RECORDS FOR THE TASK:
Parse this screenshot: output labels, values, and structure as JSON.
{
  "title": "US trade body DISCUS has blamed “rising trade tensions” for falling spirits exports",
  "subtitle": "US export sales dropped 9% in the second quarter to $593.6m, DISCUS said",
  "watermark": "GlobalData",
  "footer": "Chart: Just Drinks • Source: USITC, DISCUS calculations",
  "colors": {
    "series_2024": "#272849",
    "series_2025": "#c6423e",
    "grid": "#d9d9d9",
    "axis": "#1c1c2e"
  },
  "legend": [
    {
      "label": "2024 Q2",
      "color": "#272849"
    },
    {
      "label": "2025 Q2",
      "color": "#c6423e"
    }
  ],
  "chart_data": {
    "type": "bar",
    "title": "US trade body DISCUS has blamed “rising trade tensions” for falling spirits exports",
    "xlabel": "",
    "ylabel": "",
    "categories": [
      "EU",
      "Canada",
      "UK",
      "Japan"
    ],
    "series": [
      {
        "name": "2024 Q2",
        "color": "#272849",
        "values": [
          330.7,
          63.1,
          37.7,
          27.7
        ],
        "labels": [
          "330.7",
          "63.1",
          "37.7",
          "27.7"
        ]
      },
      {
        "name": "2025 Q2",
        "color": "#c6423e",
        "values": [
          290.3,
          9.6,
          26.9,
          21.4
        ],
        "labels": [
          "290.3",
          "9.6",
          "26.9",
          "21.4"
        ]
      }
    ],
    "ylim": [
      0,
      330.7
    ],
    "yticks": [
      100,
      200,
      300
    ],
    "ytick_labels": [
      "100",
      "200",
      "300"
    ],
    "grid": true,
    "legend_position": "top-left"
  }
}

EXERCISE INSTRUCTIONS:
Set out the complete listing exactly as shown.

RESPONSE BELOW:
Parse this screenshot: output labels, values, and structure as JSON.
{
  "title": "US trade body DISCUS has blamed “rising trade tensions” for falling spirits exports",
  "subtitle": "US export sales dropped 9% in the second quarter to $593.6m, DISCUS said",
  "watermark": "GlobalData",
  "footer": "Chart: Just Drinks • Source: USITC, DISCUS calculations",
  "colors": {
    "series_2024": "#272849",
    "series_2025": "#c6423e",
    "grid": "#d9d9d9",
    "axis": "#1c1c2e"
  },
  "legend": [
    {
      "label": "2024 Q2",
      "color": "#272849"
    },
    {
      "label": "2025 Q2",
      "color": "#c6423e"
    }
  ],
  "chart_data": {
    "type": "bar",
    "title": "US trade body DISCUS has blamed “rising trade tensions” for falling spirits exports",
    "xlabel": "",
    "ylabel": "",
    "categories": [
      "EU",
      "Canada",
      "UK",
      "Japan"
    ],
    "series": [
      {
        "name": "2024 Q2",
        "color": "#272849",
        "values": [
          330.7,
          63.1,
          37.7,
          27.7
        ],
        "labels": [
          "330.7",
          "63.1",
          "37.7",
          "27.7"
        ]
      },
      {
        "name": "2025 Q2",
        "color": "#c6423e",
        "values": [
          290.3,
          9.6,
          26.9,
          21.4
        ],
        "labels": [
          "290.3",
          "9.6",
          "26.9",
          "21.4"
        ]
      }
    ],
    "ylim": [
      0,
      330.7
    ],
    "yticks": [
      100,
      200,
      300
    ],
    "ytick_labels": [
      "100",
      "200",
      "300"
    ],
    "grid": true,
    "legend_position": "top-left"
  }
}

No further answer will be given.